**WHAT THIS TASK INVOLVES**
Among the entries, which lines carry the string "logo"? Copy each of them.

[Records from a data source]
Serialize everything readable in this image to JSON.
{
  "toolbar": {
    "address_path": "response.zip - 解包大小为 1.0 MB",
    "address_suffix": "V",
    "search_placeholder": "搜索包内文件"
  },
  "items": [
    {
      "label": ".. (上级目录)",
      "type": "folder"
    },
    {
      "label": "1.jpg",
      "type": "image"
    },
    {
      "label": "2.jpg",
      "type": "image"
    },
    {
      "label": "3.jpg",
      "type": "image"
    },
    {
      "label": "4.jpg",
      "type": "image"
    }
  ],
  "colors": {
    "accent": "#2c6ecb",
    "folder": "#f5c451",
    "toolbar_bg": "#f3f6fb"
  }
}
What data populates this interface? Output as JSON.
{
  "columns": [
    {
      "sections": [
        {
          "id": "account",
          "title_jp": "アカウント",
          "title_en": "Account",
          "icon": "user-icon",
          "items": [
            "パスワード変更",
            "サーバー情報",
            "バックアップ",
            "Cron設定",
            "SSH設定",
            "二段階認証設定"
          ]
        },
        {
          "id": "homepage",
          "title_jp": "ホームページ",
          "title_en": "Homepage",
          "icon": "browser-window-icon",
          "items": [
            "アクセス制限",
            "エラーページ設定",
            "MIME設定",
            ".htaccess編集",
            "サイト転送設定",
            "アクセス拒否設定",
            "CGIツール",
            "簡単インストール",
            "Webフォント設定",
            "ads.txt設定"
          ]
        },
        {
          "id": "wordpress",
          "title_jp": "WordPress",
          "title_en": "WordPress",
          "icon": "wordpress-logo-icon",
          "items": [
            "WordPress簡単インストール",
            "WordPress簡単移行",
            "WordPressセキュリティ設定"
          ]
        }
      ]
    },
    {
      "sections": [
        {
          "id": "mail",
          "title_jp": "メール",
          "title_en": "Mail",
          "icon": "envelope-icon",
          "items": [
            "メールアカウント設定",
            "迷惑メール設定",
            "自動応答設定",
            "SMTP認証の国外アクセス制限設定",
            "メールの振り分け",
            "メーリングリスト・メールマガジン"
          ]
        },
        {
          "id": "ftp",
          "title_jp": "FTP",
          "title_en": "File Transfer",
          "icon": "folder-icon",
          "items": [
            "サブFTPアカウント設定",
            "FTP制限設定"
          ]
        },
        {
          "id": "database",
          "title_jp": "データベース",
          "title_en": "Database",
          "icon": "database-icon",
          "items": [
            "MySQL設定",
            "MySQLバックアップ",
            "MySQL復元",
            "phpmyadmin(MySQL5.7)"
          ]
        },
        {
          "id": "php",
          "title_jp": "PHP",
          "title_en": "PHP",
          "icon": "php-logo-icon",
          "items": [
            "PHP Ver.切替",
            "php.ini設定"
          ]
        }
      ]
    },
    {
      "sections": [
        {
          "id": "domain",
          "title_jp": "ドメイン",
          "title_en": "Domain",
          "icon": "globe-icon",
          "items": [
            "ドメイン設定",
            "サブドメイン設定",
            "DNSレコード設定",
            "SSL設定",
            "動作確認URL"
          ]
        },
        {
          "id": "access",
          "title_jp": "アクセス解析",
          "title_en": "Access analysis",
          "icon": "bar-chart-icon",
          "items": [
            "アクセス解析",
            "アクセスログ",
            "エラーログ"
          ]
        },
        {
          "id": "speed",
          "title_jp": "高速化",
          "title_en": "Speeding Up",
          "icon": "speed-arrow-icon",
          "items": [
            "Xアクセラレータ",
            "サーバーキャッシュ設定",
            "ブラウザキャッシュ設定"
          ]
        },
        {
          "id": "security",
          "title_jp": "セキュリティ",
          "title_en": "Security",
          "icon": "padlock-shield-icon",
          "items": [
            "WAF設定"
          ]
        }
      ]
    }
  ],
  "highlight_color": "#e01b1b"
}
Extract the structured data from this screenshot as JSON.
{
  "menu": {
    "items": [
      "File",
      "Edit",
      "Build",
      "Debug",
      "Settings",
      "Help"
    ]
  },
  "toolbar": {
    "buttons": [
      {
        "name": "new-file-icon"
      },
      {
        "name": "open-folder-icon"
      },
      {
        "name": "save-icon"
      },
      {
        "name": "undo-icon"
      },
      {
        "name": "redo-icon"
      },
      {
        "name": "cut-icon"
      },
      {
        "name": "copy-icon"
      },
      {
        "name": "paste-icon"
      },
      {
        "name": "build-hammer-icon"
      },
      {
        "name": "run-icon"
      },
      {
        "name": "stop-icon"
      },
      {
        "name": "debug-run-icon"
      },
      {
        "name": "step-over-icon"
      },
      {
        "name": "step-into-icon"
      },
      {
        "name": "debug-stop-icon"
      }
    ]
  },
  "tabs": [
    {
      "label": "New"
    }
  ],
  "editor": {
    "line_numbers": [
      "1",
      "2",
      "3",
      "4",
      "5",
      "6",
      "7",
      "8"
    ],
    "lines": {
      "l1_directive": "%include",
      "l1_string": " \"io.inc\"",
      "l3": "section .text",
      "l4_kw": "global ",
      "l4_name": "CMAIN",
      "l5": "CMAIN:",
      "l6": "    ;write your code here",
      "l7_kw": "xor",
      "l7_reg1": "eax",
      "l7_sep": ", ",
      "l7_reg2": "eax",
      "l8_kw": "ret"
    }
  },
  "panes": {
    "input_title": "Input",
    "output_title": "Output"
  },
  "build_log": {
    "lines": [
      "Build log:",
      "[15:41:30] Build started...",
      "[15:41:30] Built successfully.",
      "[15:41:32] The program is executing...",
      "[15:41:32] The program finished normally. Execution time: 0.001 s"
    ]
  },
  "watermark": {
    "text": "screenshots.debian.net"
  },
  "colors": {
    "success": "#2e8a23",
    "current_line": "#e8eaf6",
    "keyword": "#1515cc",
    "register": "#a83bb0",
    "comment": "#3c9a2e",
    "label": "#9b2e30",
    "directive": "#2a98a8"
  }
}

**RESPONSE TO THIS EXERCISE**
          "icon": "wordpress-logo-icon",
          "icon": "php-logo-icon",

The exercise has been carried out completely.